§ EXCERPT PROVIDED:
▬▬▬
First and foremost - we are sorry. The team worked hard all weekend and into Monday to keep services up and running, but we simply couldn't locate the root causes quickly enough. We let you down.
Starting Friday (4/24) at around 7pm we started noticing a traffic spike. By about 8pm that spike had overwhelmed the core server cluster and the traffic was still growing. Our servers have a great method for detecting system errors and triggering a reboot. Unfortunately, every running server, sensing that they were running at 1,000% of their nominal capacity, decided to restart at the same time triggering the first outage. As the servers rebooted, each coming online at different moments, the server would begin to serve all traffic. This drove it back up to 1,000s of times it's normal capacity. Which, of course, causes it to reboot putting the servers into a never-ending cycle of restarting.
Finally, around 8:30pm, we disabled our primary load balancer to allow all servers to come back online at once. We also added several very large, high-capacity servers to the mix to deal with the additional traffic. This seemed to solve the problem, for a bit at least.
Saturday started without issue, but around 1pm traffic started to kick back up. It again overwhelmed the core servers, but the high-capacity servers we added the previous day were able to handle the extra traffic.
▬▬▬
§ RECORD EXTRACTS:
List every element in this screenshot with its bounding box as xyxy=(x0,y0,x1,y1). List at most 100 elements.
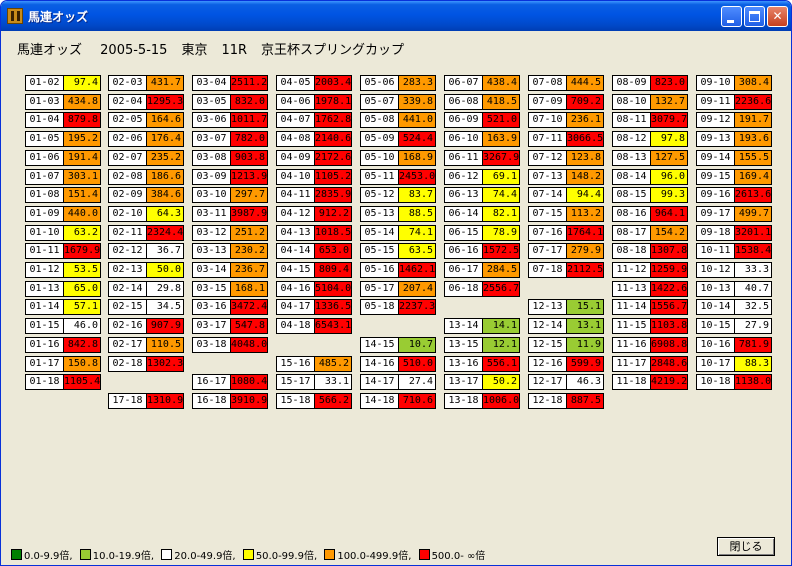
horse-pair-label: 02-14 xyxy=(108,281,147,297)
odds-value: 6543.1 xyxy=(315,318,352,334)
horse-pair-label: 03-08 xyxy=(192,150,231,166)
odds-cell: 01-03 434.8 xyxy=(25,94,101,110)
odds-value: 510.0 xyxy=(399,356,436,372)
horse-pair-label: 16-17 xyxy=(192,374,231,390)
odds-value: 823.0 xyxy=(651,75,688,91)
horse-pair-label: 12-15 xyxy=(528,337,567,353)
horse-pair-label: 07-17 xyxy=(528,243,567,259)
odds-value: 2112.5 xyxy=(567,262,604,278)
horse-pair-label: 09-12 xyxy=(696,112,735,128)
odds-value: 193.6 xyxy=(735,131,772,147)
horse-pair-label: 11-18 xyxy=(612,374,651,390)
horse-pair-label: 04-11 xyxy=(276,187,315,203)
horse-pair-label: 04-12 xyxy=(276,206,315,222)
horse-pair-label: 06-10 xyxy=(444,131,483,147)
odds-value: 27.4 xyxy=(399,374,436,390)
horse-pair-label: 05-10 xyxy=(360,150,399,166)
odds-cell: 08-13 127.5 xyxy=(612,150,688,166)
odds-value: 69.1 xyxy=(483,169,520,185)
horse-pair-label: 13-17 xyxy=(444,374,483,390)
odds-cell: 06-14 82.1 xyxy=(444,206,520,222)
horse-pair-label: 01-10 xyxy=(25,225,64,241)
odds-value: 832.0 xyxy=(231,94,268,110)
odds-value: 1295.3 xyxy=(147,94,184,110)
odds-cell: 07-13 148.2 xyxy=(528,169,604,185)
horse-pair-label: 14-18 xyxy=(360,393,399,409)
odds-cell: 05-18 2237.3 xyxy=(360,299,436,315)
odds-cell: 06-17 284.5 xyxy=(444,262,520,278)
odds-cell: 09-10 308.4 xyxy=(696,75,772,91)
horse-pair-label: 07-12 xyxy=(528,150,567,166)
odds-cell: 05-07 339.8 xyxy=(360,94,436,110)
odds-cell: 05-11 2453.0 xyxy=(360,169,436,185)
odds-value: 1006.0 xyxy=(483,393,520,409)
close-button[interactable]: 閉じる xyxy=(717,537,775,556)
horse-pair-label: 05-11 xyxy=(360,169,399,185)
odds-value: 842.8 xyxy=(64,337,101,353)
odds-cell: 09-14 155.5 xyxy=(696,150,772,166)
horse-pair-label: 09-14 xyxy=(696,150,735,166)
odds-value: 1011.7 xyxy=(231,112,268,128)
odds-value: 65.0 xyxy=(64,281,101,297)
odds-cell: 01-10 63.2 xyxy=(25,225,101,241)
odds-value: 88.3 xyxy=(735,356,772,372)
horse-pair-label: 13-14 xyxy=(444,318,483,334)
horse-pair-label: 02-05 xyxy=(108,112,147,128)
odds-value: 12.1 xyxy=(483,337,520,353)
odds-cell: 04-18 6543.1 xyxy=(276,318,352,334)
odds-value: 150.8 xyxy=(64,356,101,372)
odds-value: 1018.5 xyxy=(315,225,352,241)
odds-value: 53.5 xyxy=(64,262,101,278)
odds-cell: 13-18 1006.0 xyxy=(444,393,520,409)
odds-cell: 13-14 14.1 xyxy=(444,318,520,334)
horse-pair-label: 01-11 xyxy=(25,243,64,259)
horse-pair-label: 09-18 xyxy=(696,225,735,241)
odds-value: 123.8 xyxy=(567,150,604,166)
odds-value: 96.0 xyxy=(651,169,688,185)
odds-cell: 15-17 33.1 xyxy=(276,374,352,390)
odds-cell: 04-09 2172.6 xyxy=(276,150,352,166)
horse-pair-label: 10-11 xyxy=(696,243,735,259)
horse-pair-label: 13-18 xyxy=(444,393,483,409)
odds-cell: 05-12 83.7 xyxy=(360,187,436,203)
odds-cell: 03-07 782.0 xyxy=(192,131,268,147)
odds-value: 384.6 xyxy=(147,187,184,203)
odds-value: 547.8 xyxy=(231,318,268,334)
odds-cell: 11-18 4219.2 xyxy=(612,374,688,390)
horse-pair-label: 02-03 xyxy=(108,75,147,91)
horse-pair-label: 06-15 xyxy=(444,225,483,241)
odds-cell: 02-11 2324.4 xyxy=(108,225,184,241)
odds-cell: 03-10 297.7 xyxy=(192,187,268,203)
odds-value: 5104.0 xyxy=(315,281,352,297)
horse-pair-label: 06-08 xyxy=(444,94,483,110)
odds-cell: 09-13 193.6 xyxy=(696,131,772,147)
odds-cell: 07-18 2112.5 xyxy=(528,262,604,278)
legend-item: 50.0-99.9倍, xyxy=(242,547,317,562)
odds-value: 418.5 xyxy=(483,94,520,110)
odds-cell: 06-10 163.9 xyxy=(444,131,520,147)
horse-pair-label: 17-18 xyxy=(108,393,147,409)
odds-value: 809.4 xyxy=(315,262,352,278)
horse-pair-label: 05-15 xyxy=(360,243,399,259)
odds-value: 127.5 xyxy=(651,150,688,166)
odds-value: 912.2 xyxy=(315,206,352,222)
odds-value: 99.3 xyxy=(651,187,688,203)
horse-pair-label: 05-17 xyxy=(360,281,399,297)
odds-cell: 10-12 33.3 xyxy=(696,262,772,278)
odds-value: 113.2 xyxy=(567,206,604,222)
horse-pair-label: 04-07 xyxy=(276,112,315,128)
horse-pair-label: 01-07 xyxy=(25,169,64,185)
horse-pair-label: 07-13 xyxy=(528,169,567,185)
horse-pair-label: 12-18 xyxy=(528,393,567,409)
horse-pair-label: 15-16 xyxy=(276,356,315,372)
horse-pair-label: 01-13 xyxy=(25,281,64,297)
odds-cell: 03-16 3472.4 xyxy=(192,299,268,315)
odds-cell: 01-06 191.4 xyxy=(25,150,101,166)
odds-value: 3910.9 xyxy=(231,393,268,409)
odds-value: 11.9 xyxy=(567,337,604,353)
horse-pair-label: 06-07 xyxy=(444,75,483,91)
horse-pair-label: 03-14 xyxy=(192,262,231,278)
horse-pair-label: 08-15 xyxy=(612,187,651,203)
horse-pair-label: 04-08 xyxy=(276,131,315,147)
horse-pair-label: 07-18 xyxy=(528,262,567,278)
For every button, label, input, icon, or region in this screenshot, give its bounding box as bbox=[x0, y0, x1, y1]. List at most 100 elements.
▬▬▬
§ TASK: Continue the outage report from its last sentence, writing on in the same voice.

§ FINAL RESULT:
Fortunately, we also had the report logs processed from the previous day's incident. From there we were able to see that, at one point, over 85% of all of our traffic was coming from a single IP address. Tracing this address back to the source, we determined that it was an over-active search indexer at one client's university. Being Saturday afternoon, and we were unable to contact their campus IT staff to stop the search indexer, we were left with one option - block the indexer.
Blocking it on both our front-end cache server and the core web servers seemed to have done the trick. Everything calmed right back down - even to the point of being able to shutdown the high-capacity servers.
We felt confident that the problem had been identified and at least stopped for now. We continued to monitor the infrastructure all afternoon and late into the evening looking for spikes. There were no significant spikes for 24 hours.
You can then imagine our surprise when a handful of sites started to report connectivity issues. Collating the reports, we found one commonality - all of the affected sites shared a database server (of which we have 3). Checking the server, we found it was at 600% its normal capacity, and at the very limit of its ability to function.
It appeared, initially, that a traffic spike caused a few servers to startup to deal with the load, then shutdown, but they didn't properly close their connections to that database. The remaining "sleeping" connections were consuming valuable resources. After being unable to manually shut those connections down, we ended up rebooting the system.
This appeared to solve the problem. The server returned to normal and we continued to monitor it throughout the afternoon and evening, without issue. While it seems odd that we'd experience two issues so close together, the two were completely unrelated.
Again, we were satisfied that the issue was resolved.
By 8:30am Monday morning, our alarm systems were going off again. The servers were being overwhelmed, unable to cope with the traffic. That problem database from the previous day was under extremely heavy strain again.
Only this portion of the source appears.